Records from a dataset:

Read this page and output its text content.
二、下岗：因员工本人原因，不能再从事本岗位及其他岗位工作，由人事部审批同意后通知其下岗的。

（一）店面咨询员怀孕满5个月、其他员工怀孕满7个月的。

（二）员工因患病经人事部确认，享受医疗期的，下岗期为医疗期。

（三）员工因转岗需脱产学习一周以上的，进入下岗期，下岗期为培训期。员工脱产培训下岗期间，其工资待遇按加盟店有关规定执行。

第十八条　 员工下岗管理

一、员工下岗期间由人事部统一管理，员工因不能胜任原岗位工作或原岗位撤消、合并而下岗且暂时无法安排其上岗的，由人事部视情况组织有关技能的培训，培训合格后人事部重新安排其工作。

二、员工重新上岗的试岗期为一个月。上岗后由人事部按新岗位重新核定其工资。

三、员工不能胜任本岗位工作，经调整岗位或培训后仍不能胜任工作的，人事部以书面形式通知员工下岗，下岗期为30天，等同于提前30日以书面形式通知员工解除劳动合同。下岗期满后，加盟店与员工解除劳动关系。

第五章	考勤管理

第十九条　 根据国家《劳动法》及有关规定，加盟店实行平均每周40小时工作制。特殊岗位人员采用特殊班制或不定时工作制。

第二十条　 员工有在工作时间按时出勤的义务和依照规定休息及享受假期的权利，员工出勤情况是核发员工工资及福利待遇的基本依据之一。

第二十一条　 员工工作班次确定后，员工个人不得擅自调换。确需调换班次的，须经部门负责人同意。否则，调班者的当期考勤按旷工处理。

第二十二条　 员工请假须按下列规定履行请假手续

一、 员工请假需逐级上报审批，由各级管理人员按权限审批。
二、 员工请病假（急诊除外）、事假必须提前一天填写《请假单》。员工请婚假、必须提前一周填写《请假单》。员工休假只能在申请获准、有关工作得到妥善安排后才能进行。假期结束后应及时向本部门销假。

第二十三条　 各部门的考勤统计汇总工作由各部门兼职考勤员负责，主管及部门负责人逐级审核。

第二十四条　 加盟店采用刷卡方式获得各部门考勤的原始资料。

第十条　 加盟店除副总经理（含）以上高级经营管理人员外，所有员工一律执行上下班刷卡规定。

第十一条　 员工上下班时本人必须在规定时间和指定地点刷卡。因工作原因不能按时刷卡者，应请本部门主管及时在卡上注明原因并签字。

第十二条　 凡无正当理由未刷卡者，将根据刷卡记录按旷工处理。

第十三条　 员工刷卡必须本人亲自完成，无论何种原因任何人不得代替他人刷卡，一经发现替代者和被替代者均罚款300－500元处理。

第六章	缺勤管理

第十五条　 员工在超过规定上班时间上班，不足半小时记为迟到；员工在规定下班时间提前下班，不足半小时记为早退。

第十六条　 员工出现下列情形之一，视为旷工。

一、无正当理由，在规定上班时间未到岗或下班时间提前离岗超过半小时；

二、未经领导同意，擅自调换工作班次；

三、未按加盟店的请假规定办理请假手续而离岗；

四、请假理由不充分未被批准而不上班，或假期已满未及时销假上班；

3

PROBLEM TO WORK ON:
Each entry above is to be printed again exactly.

SOLUTION TO THE EXERCISE:
Read this page and output its text content.
二、下岗：因员工本人原因，不能再从事本岗位及其他岗位工作，由人事部审批同意后通知其下岗的。

（一）店面咨询员怀孕满5个月、其他员工怀孕满7个月的。

（二）员工因患病经人事部确认，享受医疗期的，下岗期为医疗期。

（三）员工因转岗需脱产学习一周以上的，进入下岗期，下岗期为培训期。员工脱产培训下岗期间，其工资待遇按加盟店有关规定执行。

第十八条　 员工下岗管理

一、员工下岗期间由人事部统一管理，员工因不能胜任原岗位工作或原岗位撤消、合并而下岗且暂时无法安排其上岗的，由人事部视情况组织有关技能的培训，培训合格后人事部重新安排其工作。

二、员工重新上岗的试岗期为一个月。上岗后由人事部按新岗位重新核定其工资。

三、员工不能胜任本岗位工作，经调整岗位或培训后仍不能胜任工作的，人事部以书面形式通知员工下岗，下岗期为30天，等同于提前30日以书面形式通知员工解除劳动合同。下岗期满后，加盟店与员工解除劳动关系。

第五章	考勤管理

第十九条　 根据国家《劳动法》及有关规定，加盟店实行平均每周40小时工作制。特殊岗位人员采用特殊班制或不定时工作制。

第二十条　 员工有在工作时间按时出勤的义务和依照规定休息及享受假期的权利，员工出勤情况是核发员工工资及福利待遇的基本依据之一。

第二十一条　 员工工作班次确定后，员工个人不得擅自调换。确需调换班次的，须经部门负责人同意。否则，调班者的当期考勤按旷工处理。

第二十二条　 员工请假须按下列规定履行请假手续

一、 员工请假需逐级上报审批，由各级管理人员按权限审批。
二、 员工请病假（急诊除外）、事假必须提前一天填写《请假单》。员工请婚假、必须提前一周填写《请假单》。员工休假只能在申请获准、有关工作得到妥善安排后才能进行。假期结束后应及时向本部门销假。

第二十三条　 各部门的考勤统计汇总工作由各部门兼职考勤员负责，主管及部门负责人逐级审核。

第二十四条　 加盟店采用刷卡方式获得各部门考勤的原始资料。

第十条　 加盟店除副总经理（含）以上高级经营管理人员外，所有员工一律执行上下班刷卡规定。

第十一条　 员工上下班时本人必须在规定时间和指定地点刷卡。因工作原因不能按时刷卡者，应请本部门主管及时在卡上注明原因并签字。

第十二条　 凡无正当理由未刷卡者，将根据刷卡记录按旷工处理。

第十三条　 员工刷卡必须本人亲自完成，无论何种原因任何人不得代替他人刷卡，一经发现替代者和被替代者均罚款300－500元处理。

第六章	缺勤管理

第十五条　 员工在超过规定上班时间上班，不足半小时记为迟到；员工在规定下班时间提前下班，不足半小时记为早退。

第十六条　 员工出现下列情形之一，视为旷工。

一、无正当理由，在规定上班时间未到岗或下班时间提前离岗超过半小时；

二、未经领导同意，擅自调换工作班次；

三、未按加盟店的请假规定办理请假手续而离岗；

四、请假理由不充分未被批准而不上班，或假期已满未及时销假上班；

3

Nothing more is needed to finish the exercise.